**Set exercise:** Reproduce the following items line for line, without altering anything.

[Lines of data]
--------------------------------------------------
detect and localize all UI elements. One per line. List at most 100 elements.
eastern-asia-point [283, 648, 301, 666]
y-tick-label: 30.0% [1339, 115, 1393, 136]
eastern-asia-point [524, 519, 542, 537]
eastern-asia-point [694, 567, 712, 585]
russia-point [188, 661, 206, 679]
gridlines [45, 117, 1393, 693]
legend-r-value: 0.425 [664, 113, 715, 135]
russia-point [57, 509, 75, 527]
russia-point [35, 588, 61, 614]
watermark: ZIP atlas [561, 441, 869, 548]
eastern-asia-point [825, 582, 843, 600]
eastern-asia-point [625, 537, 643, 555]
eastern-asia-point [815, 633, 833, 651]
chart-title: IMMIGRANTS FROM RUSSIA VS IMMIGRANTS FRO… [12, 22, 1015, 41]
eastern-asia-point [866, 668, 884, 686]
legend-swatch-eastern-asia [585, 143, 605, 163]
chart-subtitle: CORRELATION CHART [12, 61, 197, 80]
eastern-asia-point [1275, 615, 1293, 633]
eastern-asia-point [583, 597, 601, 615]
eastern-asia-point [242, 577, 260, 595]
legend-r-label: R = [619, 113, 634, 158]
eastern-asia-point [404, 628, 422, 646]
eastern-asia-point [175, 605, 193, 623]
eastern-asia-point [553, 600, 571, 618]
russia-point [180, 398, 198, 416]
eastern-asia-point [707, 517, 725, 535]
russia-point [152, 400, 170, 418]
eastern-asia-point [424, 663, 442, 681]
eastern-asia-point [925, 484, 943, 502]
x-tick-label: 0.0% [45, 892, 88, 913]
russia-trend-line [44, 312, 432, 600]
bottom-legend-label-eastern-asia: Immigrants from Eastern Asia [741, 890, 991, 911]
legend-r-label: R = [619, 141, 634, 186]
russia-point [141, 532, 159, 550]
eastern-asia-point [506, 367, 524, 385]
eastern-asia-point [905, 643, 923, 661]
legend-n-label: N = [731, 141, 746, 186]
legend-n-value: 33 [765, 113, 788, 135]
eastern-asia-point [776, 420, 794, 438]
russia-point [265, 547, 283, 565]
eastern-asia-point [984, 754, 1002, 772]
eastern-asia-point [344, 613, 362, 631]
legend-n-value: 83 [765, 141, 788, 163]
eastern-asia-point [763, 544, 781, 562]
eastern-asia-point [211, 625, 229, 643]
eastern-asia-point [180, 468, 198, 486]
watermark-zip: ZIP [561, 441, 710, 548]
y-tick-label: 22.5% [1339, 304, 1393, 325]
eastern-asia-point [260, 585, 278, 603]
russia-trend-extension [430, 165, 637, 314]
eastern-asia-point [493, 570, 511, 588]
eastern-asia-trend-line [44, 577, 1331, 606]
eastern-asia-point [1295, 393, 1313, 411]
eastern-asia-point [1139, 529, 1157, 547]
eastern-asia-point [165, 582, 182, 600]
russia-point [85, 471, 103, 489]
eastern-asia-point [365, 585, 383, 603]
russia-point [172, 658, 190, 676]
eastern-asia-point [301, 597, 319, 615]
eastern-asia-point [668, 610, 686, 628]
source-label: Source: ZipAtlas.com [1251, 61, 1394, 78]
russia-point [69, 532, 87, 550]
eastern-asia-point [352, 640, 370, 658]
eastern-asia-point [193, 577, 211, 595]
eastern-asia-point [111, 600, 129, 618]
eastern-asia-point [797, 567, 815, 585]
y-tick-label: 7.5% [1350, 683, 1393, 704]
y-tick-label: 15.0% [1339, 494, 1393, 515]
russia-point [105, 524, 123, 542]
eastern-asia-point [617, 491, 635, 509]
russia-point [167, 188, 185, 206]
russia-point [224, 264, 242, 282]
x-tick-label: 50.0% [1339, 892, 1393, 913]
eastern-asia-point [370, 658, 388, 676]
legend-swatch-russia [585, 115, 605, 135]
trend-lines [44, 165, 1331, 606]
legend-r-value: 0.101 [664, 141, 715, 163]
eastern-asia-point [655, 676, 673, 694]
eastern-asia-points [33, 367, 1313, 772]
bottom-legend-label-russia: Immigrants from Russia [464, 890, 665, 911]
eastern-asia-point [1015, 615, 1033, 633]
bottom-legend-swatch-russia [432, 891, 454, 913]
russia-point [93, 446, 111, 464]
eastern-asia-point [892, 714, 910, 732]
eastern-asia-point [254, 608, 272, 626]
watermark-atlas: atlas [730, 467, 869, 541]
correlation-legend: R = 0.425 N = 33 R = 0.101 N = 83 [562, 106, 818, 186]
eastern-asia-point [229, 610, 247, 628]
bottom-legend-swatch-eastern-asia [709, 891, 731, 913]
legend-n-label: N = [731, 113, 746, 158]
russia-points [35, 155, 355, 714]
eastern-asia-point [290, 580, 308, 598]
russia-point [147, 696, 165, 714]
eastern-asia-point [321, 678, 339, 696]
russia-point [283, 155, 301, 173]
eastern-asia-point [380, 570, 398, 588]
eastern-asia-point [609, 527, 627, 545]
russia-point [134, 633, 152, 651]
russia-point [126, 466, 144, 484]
--------------------------------------------------
**Solved exercise:**
detect and localize all UI elements. One per line. List at most 100 elements.
eastern-asia-point [283, 648, 301, 666]
y-tick-label: 30.0% [1339, 115, 1393, 136]
eastern-asia-point [524, 519, 542, 537]
eastern-asia-point [694, 567, 712, 585]
russia-point [188, 661, 206, 679]
gridlines [45, 117, 1393, 693]
legend-r-value: 0.425 [664, 113, 715, 135]
russia-point [57, 509, 75, 527]
russia-point [35, 588, 61, 614]
watermark: ZIP atlas [561, 441, 869, 548]
eastern-asia-point [825, 582, 843, 600]
eastern-asia-point [625, 537, 643, 555]
eastern-asia-point [815, 633, 833, 651]
chart-title: IMMIGRANTS FROM RUSSIA VS IMMIGRANTS FRO… [12, 22, 1015, 41]
eastern-asia-point [866, 668, 884, 686]
legend-swatch-eastern-asia [585, 143, 605, 163]
chart-subtitle: CORRELATION CHART [12, 61, 197, 80]
eastern-asia-point [1275, 615, 1293, 633]
eastern-asia-point [583, 597, 601, 615]
eastern-asia-point [242, 577, 260, 595]
legend-r-label: R = [619, 113, 634, 158]
eastern-asia-point [404, 628, 422, 646]
eastern-asia-point [175, 605, 193, 623]
eastern-asia-point [553, 600, 571, 618]
russia-point [180, 398, 198, 416]
eastern-asia-point [707, 517, 725, 535]
russia-point [152, 400, 170, 418]
eastern-asia-point [424, 663, 442, 681]
eastern-asia-point [925, 484, 943, 502]
x-tick-label: 0.0% [45, 892, 88, 913]
russia-trend-line [44, 312, 432, 600]
bottom-legend-label-eastern-asia: Immigrants from Eastern Asia [741, 890, 991, 911]
legend-r-label: R = [619, 141, 634, 186]
russia-point [141, 532, 159, 550]
eastern-asia-point [506, 367, 524, 385]
eastern-asia-point [905, 643, 923, 661]
legend-n-label: N = [731, 141, 746, 186]
legend-n-value: 33 [765, 113, 788, 135]
eastern-asia-point [776, 420, 794, 438]
russia-point [265, 547, 283, 565]
eastern-asia-point [984, 754, 1002, 772]
eastern-asia-point [344, 613, 362, 631]
legend-n-value: 83 [765, 141, 788, 163]
eastern-asia-point [763, 544, 781, 562]
eastern-asia-point [211, 625, 229, 643]
eastern-asia-point [180, 468, 198, 486]
watermark-zip: ZIP [561, 441, 710, 548]
y-tick-label: 22.5% [1339, 304, 1393, 325]
eastern-asia-point [260, 585, 278, 603]
russia-trend-extension [430, 165, 637, 314]
eastern-asia-point [493, 570, 511, 588]
eastern-asia-trend-line [44, 577, 1331, 606]
eastern-asia-point [1295, 393, 1313, 411]
eastern-asia-point [1139, 529, 1157, 547]
eastern-asia-point [165, 582, 182, 600]
russia-point [85, 471, 103, 489]
eastern-asia-point [365, 585, 383, 603]
russia-point [172, 658, 190, 676]
eastern-asia-point [301, 597, 319, 615]
eastern-asia-point [668, 610, 686, 628]
source-label: Source: ZipAtlas.com [1251, 61, 1394, 78]
russia-point [69, 532, 87, 550]
eastern-asia-point [352, 640, 370, 658]
eastern-asia-point [193, 577, 211, 595]
eastern-asia-point [111, 600, 129, 618]
eastern-asia-point [797, 567, 815, 585]
y-tick-label: 7.5% [1350, 683, 1393, 704]
y-tick-label: 15.0% [1339, 494, 1393, 515]
russia-point [105, 524, 123, 542]
eastern-asia-point [617, 491, 635, 509]
russia-point [167, 188, 185, 206]
russia-point [224, 264, 242, 282]
x-tick-label: 50.0% [1339, 892, 1393, 913]
eastern-asia-point [370, 658, 388, 676]
legend-swatch-russia [585, 115, 605, 135]
trend-lines [44, 165, 1331, 606]
legend-r-value: 0.101 [664, 141, 715, 163]
eastern-asia-point [655, 676, 673, 694]
eastern-asia-points [33, 367, 1313, 772]
bottom-legend-label-russia: Immigrants from Russia [464, 890, 665, 911]
eastern-asia-point [1015, 615, 1033, 633]
bottom-legend-swatch-russia [432, 891, 454, 913]
russia-point [93, 446, 111, 464]
eastern-asia-point [892, 714, 910, 732]
eastern-asia-point [254, 608, 272, 626]
watermark-atlas: atlas [730, 467, 869, 541]
correlation-legend: R = 0.425 N = 33 R = 0.101 N = 83 [562, 106, 818, 186]
eastern-asia-point [229, 610, 247, 628]
bottom-legend-swatch-eastern-asia [709, 891, 731, 913]
legend-n-label: N = [731, 113, 746, 158]
russia-points [35, 155, 355, 714]
eastern-asia-point [290, 580, 308, 598]
russia-point [147, 696, 165, 714]
eastern-asia-point [321, 678, 339, 696]
russia-point [283, 155, 301, 173]
eastern-asia-point [380, 570, 398, 588]
eastern-asia-point [609, 527, 627, 545]
russia-point [134, 633, 152, 651]
russia-point [126, 466, 144, 484]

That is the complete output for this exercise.